▶ [EXERCISE] A verbatim copy of the records is required, with all pictures left out.

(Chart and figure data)
* BEGIN *

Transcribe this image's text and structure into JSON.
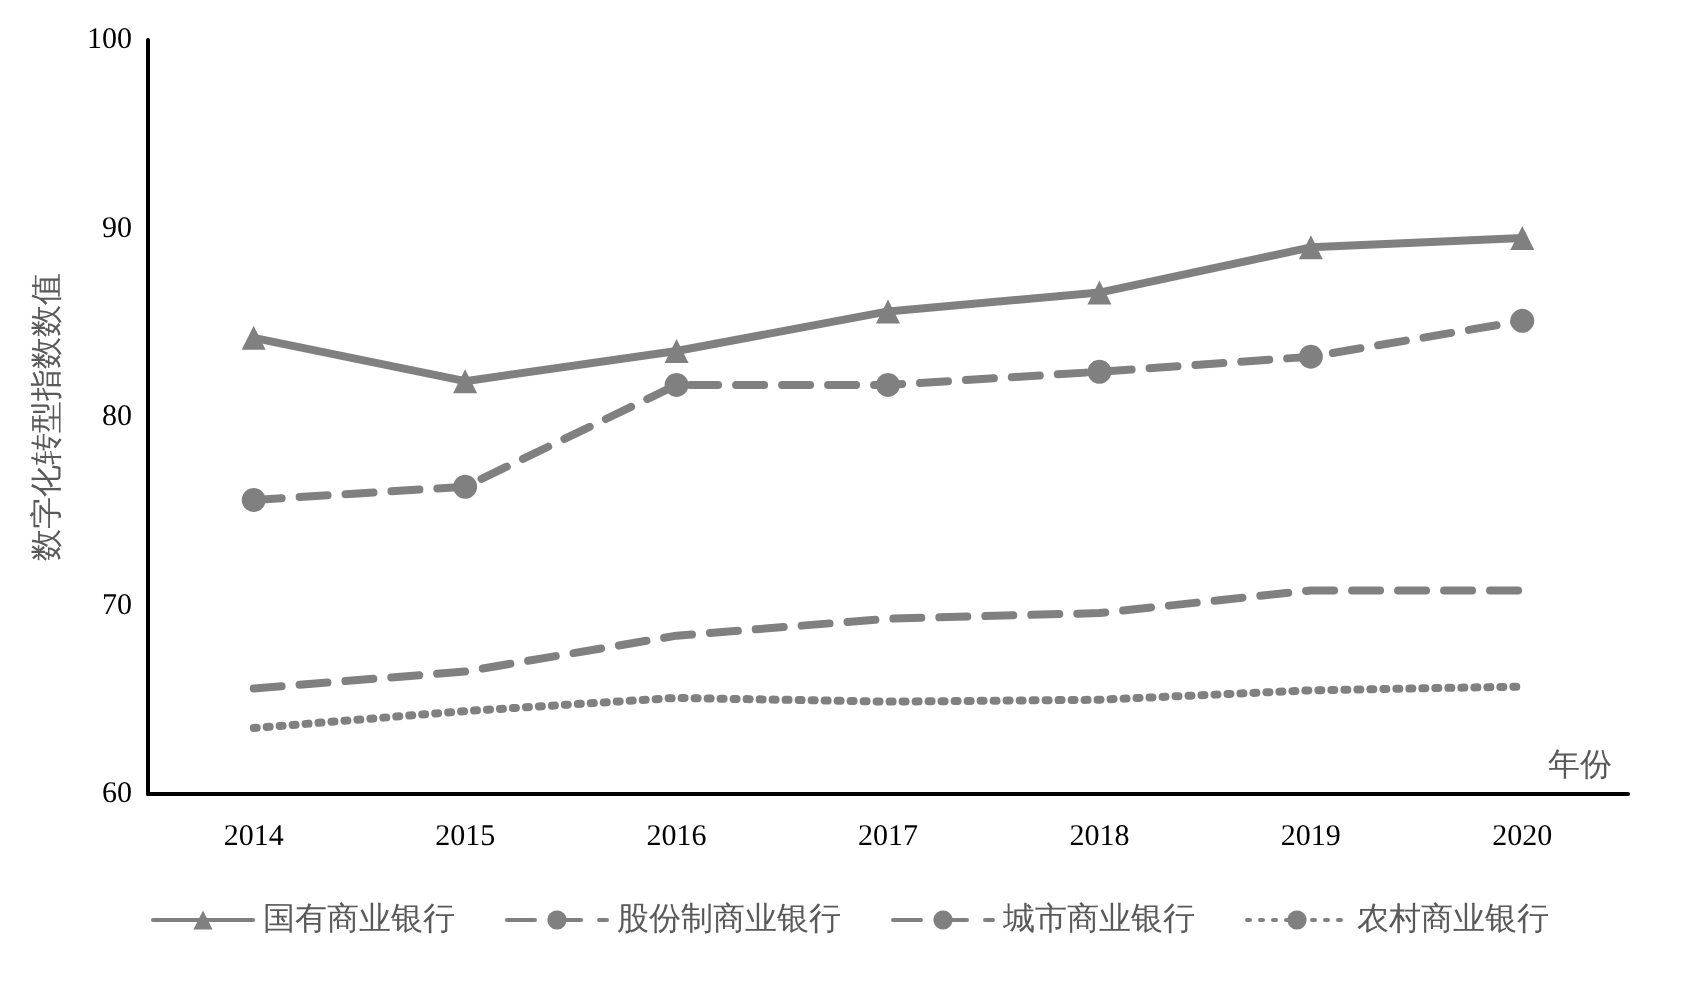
{
  "chart_data": {
    "type": "line",
    "xlabel": "年份",
    "ylabel": "数字化转型指数数值",
    "categories": [
      "2014",
      "2015",
      "2016",
      "2017",
      "2018",
      "2019",
      "2020"
    ],
    "series": [
      {
        "name": "国有商业银行",
        "color": "#808080",
        "marker": "triangle",
        "line_style": "solid",
        "values": [
          84.2,
          81.9,
          83.5,
          85.6,
          86.6,
          89.0,
          89.5
        ]
      },
      {
        "name": "股份制商业银行",
        "color": "#808080",
        "marker": "circle",
        "line_style": "dashed",
        "values": [
          75.6,
          76.3,
          81.7,
          81.7,
          82.4,
          83.2,
          85.1
        ]
      },
      {
        "name": "城市商业银行",
        "color": "#808080",
        "marker": "none",
        "line_style": "dashed",
        "values": [
          65.6,
          66.5,
          68.4,
          69.3,
          69.6,
          70.8,
          70.8
        ]
      },
      {
        "name": "农村商业银行",
        "color": "#808080",
        "marker": "none",
        "line_style": "dotted",
        "values": [
          63.5,
          64.4,
          65.1,
          64.9,
          65.0,
          65.5,
          65.7
        ]
      }
    ],
    "ylim": [
      60,
      100
    ],
    "yticks": [
      60,
      70,
      80,
      90,
      100
    ],
    "grid": false,
    "legend": "bottom"
  }
}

* END *

▶ [EXERCISE RESPONSE]
Transcribe this image's text and structure into JSON.
{
  "chart_data": {
    "type": "line",
    "xlabel": "年份",
    "ylabel": "数字化转型指数数值",
    "categories": [
      "2014",
      "2015",
      "2016",
      "2017",
      "2018",
      "2019",
      "2020"
    ],
    "series": [
      {
        "name": "国有商业银行",
        "color": "#808080",
        "marker": "triangle",
        "line_style": "solid",
        "values": [
          84.2,
          81.9,
          83.5,
          85.6,
          86.6,
          89.0,
          89.5
        ]
      },
      {
        "name": "股份制商业银行",
        "color": "#808080",
        "marker": "circle",
        "line_style": "dashed",
        "values": [
          75.6,
          76.3,
          81.7,
          81.7,
          82.4,
          83.2,
          85.1
        ]
      },
      {
        "name": "城市商业银行",
        "color": "#808080",
        "marker": "none",
        "line_style": "dashed",
        "values": [
          65.6,
          66.5,
          68.4,
          69.3,
          69.6,
          70.8,
          70.8
        ]
      },
      {
        "name": "农村商业银行",
        "color": "#808080",
        "marker": "none",
        "line_style": "dotted",
        "values": [
          63.5,
          64.4,
          65.1,
          64.9,
          65.0,
          65.5,
          65.7
        ]
      }
    ],
    "ylim": [
      60,
      100
    ],
    "yticks": [
      60,
      70,
      80,
      90,
      100
    ],
    "grid": false,
    "legend": "bottom"
  }
}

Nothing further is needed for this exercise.